[Dataset records]

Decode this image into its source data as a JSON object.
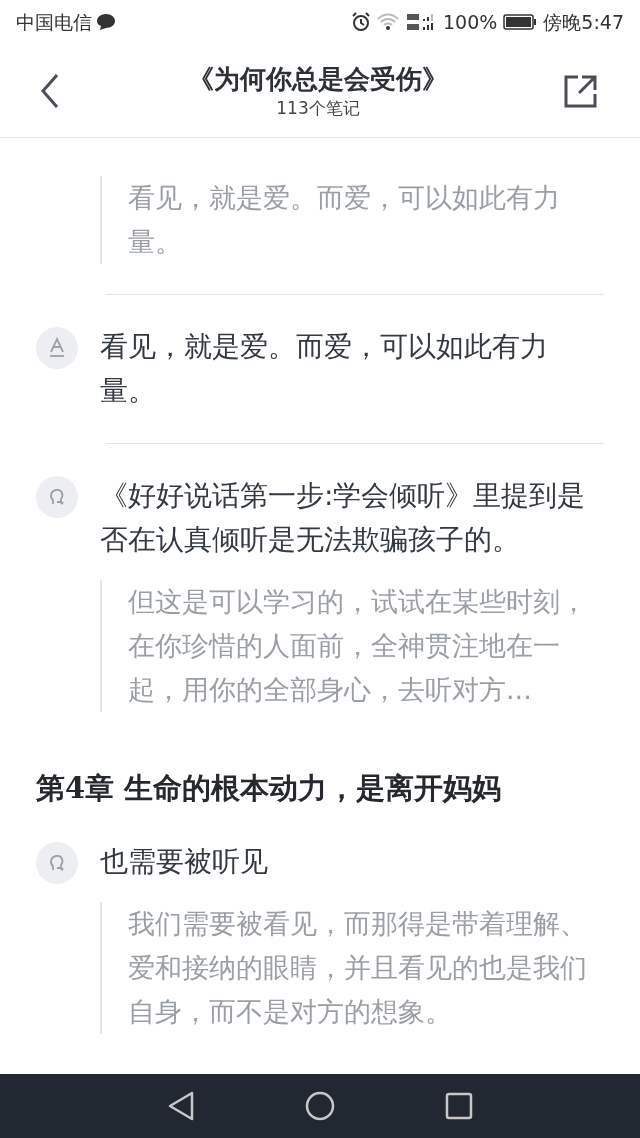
{
  "status_bar": {
    "carrier": "中国电信",
    "battery": "100%",
    "time": "傍晚5:47"
  },
  "header": {
    "title": "《为何你总是会受伤》",
    "subtitle": "113个笔记"
  },
  "items": [
    {
      "kind": "quote",
      "text": "看见，就是爱。而爱，可以如此有力量。"
    },
    {
      "kind": "divider"
    },
    {
      "kind": "underline_note",
      "text": "看见，就是爱。而爱，可以如此有力量。"
    },
    {
      "kind": "divider"
    },
    {
      "kind": "thought_note",
      "text": "《好好说话第一步:学会倾听》里提到是否在认真倾听是无法欺骗孩子的。"
    },
    {
      "kind": "quote",
      "text": "但这是可以学习的，试试在某些时刻，在你珍惜的人面前，全神贯注地在一起，用你的全部身心，去听对方..."
    },
    {
      "kind": "chapter",
      "text": "第4章 生命的根本动力，是离开妈妈"
    },
    {
      "kind": "thought_note",
      "text": "也需要被听见"
    },
    {
      "kind": "quote",
      "text": "我们需要被看见，而那得是带着理解、爱和接纳的眼睛，并且看见的也是我们自身，而不是对方的想象。"
    }
  ]
}
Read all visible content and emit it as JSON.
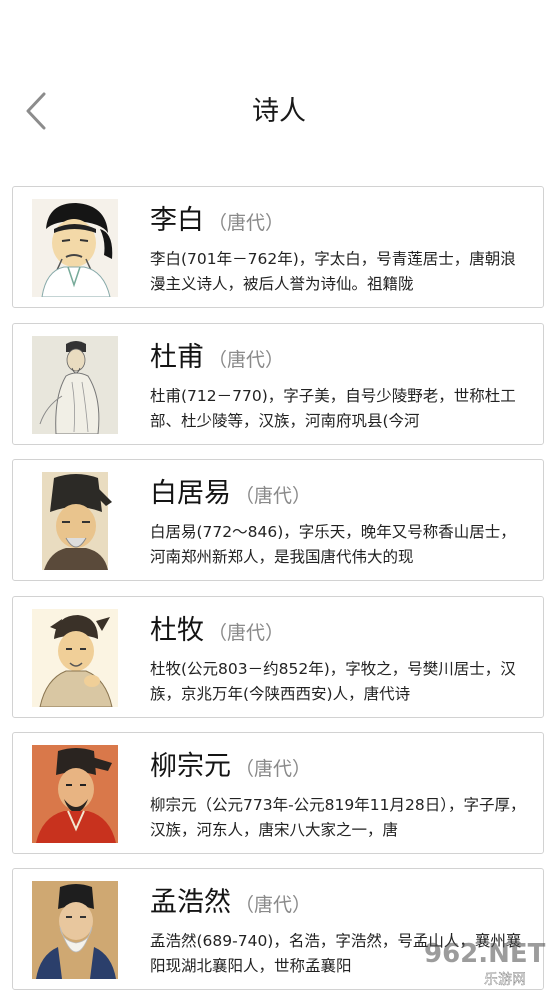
{
  "header": {
    "title": "诗人",
    "back_icon": "chevron-left-icon"
  },
  "poets": [
    {
      "name": "李白",
      "dynasty": "（唐代）",
      "bio": "李白(701年－762年)，字太白，号青莲居士，唐朝浪漫主义诗人，被后人誉为诗仙。祖籍陇"
    },
    {
      "name": "杜甫",
      "dynasty": "（唐代）",
      "bio": "杜甫(712－770)，字子美，自号少陵野老，世称杜工部、杜少陵等，汉族，河南府巩县(今河"
    },
    {
      "name": "白居易",
      "dynasty": "（唐代）",
      "bio": "白居易(772～846)，字乐天，晚年又号称香山居士，河南郑州新郑人，是我国唐代伟大的现"
    },
    {
      "name": "杜牧",
      "dynasty": "（唐代）",
      "bio": "杜牧(公元803－约852年)，字牧之，号樊川居士，汉族，京兆万年(今陕西西安)人，唐代诗"
    },
    {
      "name": "柳宗元",
      "dynasty": "（唐代）",
      "bio": "柳宗元（公元773年-公元819年11月28日），字子厚，汉族，河东人，唐宋八大家之一，唐"
    },
    {
      "name": "孟浩然",
      "dynasty": "（唐代）",
      "bio": "孟浩然(689-740)，名浩，字浩然，号孟山人，襄州襄阳现湖北襄阳人，世称孟襄阳"
    }
  ],
  "watermark": {
    "text": "962.NET",
    "subtext": "乐游网"
  },
  "colors": {
    "border": "#d2d2d2",
    "dynasty": "#8a8a8a",
    "back_arrow": "#8c8c8c"
  }
}
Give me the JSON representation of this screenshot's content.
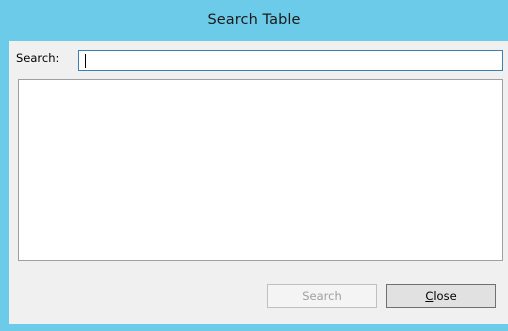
{
  "window": {
    "title": "Search Table"
  },
  "search": {
    "label": "Search:",
    "value": ""
  },
  "results": {
    "items": []
  },
  "buttons": {
    "search_label": "Search",
    "close_mnemonic": "C",
    "close_rest": "lose"
  },
  "colors": {
    "titlebar": "#6ccbe9",
    "client": "#f0f0f0",
    "input_border": "#3c7fb1"
  }
}
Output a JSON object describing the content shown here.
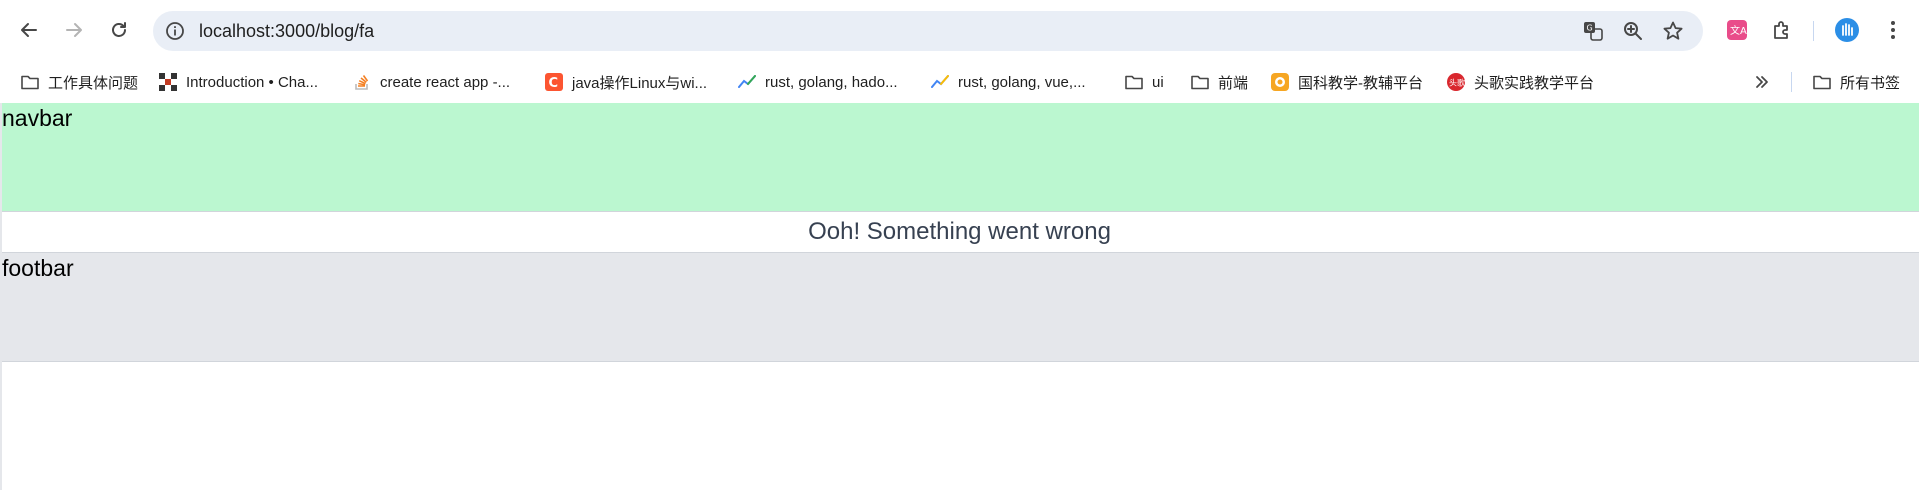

◆ To do ◆
The listing above must be printed again exactly, minus its pictures.

◆ Correct response ◆
Decode this image into its source data as a JSON object.
{
  "status_bar": {
    "carrier": "中国电信",
    "battery": "100%",
    "time": "傍晚5:47"
  },
  "header": {
    "title": "《为何你总是会受伤》",
    "subtitle": "113个笔记"
  },
  "items": [
    {
      "kind": "quote",
      "text": "看见，就是爱。而爱，可以如此有力量。"
    },
    {
      "kind": "divider"
    },
    {
      "kind": "underline_note",
      "text": "看见，就是爱。而爱，可以如此有力量。"
    },
    {
      "kind": "divider"
    },
    {
      "kind": "thought_note",
      "text": "《好好说话第一步:学会倾听》里提到是否在认真倾听是无法欺骗孩子的。"
    },
    {
      "kind": "quote",
      "text": "但这是可以学习的，试试在某些时刻，在你珍惜的人面前，全神贯注地在一起，用你的全部身心，去听对方..."
    },
    {
      "kind": "chapter",
      "text": "第4章 生命的根本动力，是离开妈妈"
    },
    {
      "kind": "thought_note",
      "text": "也需要被听见"
    },
    {
      "kind": "quote",
      "text": "我们需要被看见，而那得是带着理解、爱和接纳的眼睛，并且看见的也是我们自身，而不是对方的想象。"
    }
  ]
}
Read all visible content and emit it as JSON.
{
  "header": {
    "title": "诗人",
    "back_icon": "chevron-left-icon"
  },
  "poets": [
    {
      "name": "李白",
      "dynasty": "（唐代）",
      "bio": "李白(701年－762年)，字太白，号青莲居士，唐朝浪漫主义诗人，被后人誉为诗仙。祖籍陇"
    },
    {
      "name": "杜甫",
      "dynasty": "（唐代）",
      "bio": "杜甫(712－770)，字子美，自号少陵野老，世称杜工部、杜少陵等，汉族，河南府巩县(今河"
    },
    {
      "name": "白居易",
      "dynasty": "（唐代）",
      "bio": "白居易(772～846)，字乐天，晚年又号称香山居士，河南郑州新郑人，是我国唐代伟大的现"
    },
    {
      "name": "杜牧",
      "dynasty": "（唐代）",
      "bio": "杜牧(公元803－约852年)，字牧之，号樊川居士，汉族，京兆万年(今陕西西安)人，唐代诗"
    },
    {
      "name": "柳宗元",
      "dynasty": "（唐代）",
      "bio": "柳宗元（公元773年-公元819年11月28日），字子厚，汉族，河东人，唐宋八大家之一，唐"
    },
    {
      "name": "孟浩然",
      "dynasty": "（唐代）",
      "bio": "孟浩然(689-740)，名浩，字浩然，号孟山人，襄州襄阳现湖北襄阳人，世称孟襄阳"
    }
  ],
  "watermark": {
    "text": "962.NET",
    "subtext": "乐游网"
  },
  "colors": {
    "border": "#d2d2d2",
    "dynasty": "#8a8a8a",
    "back_arrow": "#8c8c8c"
  }
}
Give me the JSON representation of this screenshot's content.
{
  "window": {
    "title": "Search Table"
  },
  "search": {
    "label": "Search:",
    "value": ""
  },
  "results": {
    "items": []
  },
  "buttons": {
    "search_label": "Search",
    "close_mnemonic": "C",
    "close_rest": "lose"
  },
  "colors": {
    "titlebar": "#6ccbe9",
    "client": "#f0f0f0",
    "input_border": "#3c7fb1"
  }
}
Output a JSON object describing the content shown here.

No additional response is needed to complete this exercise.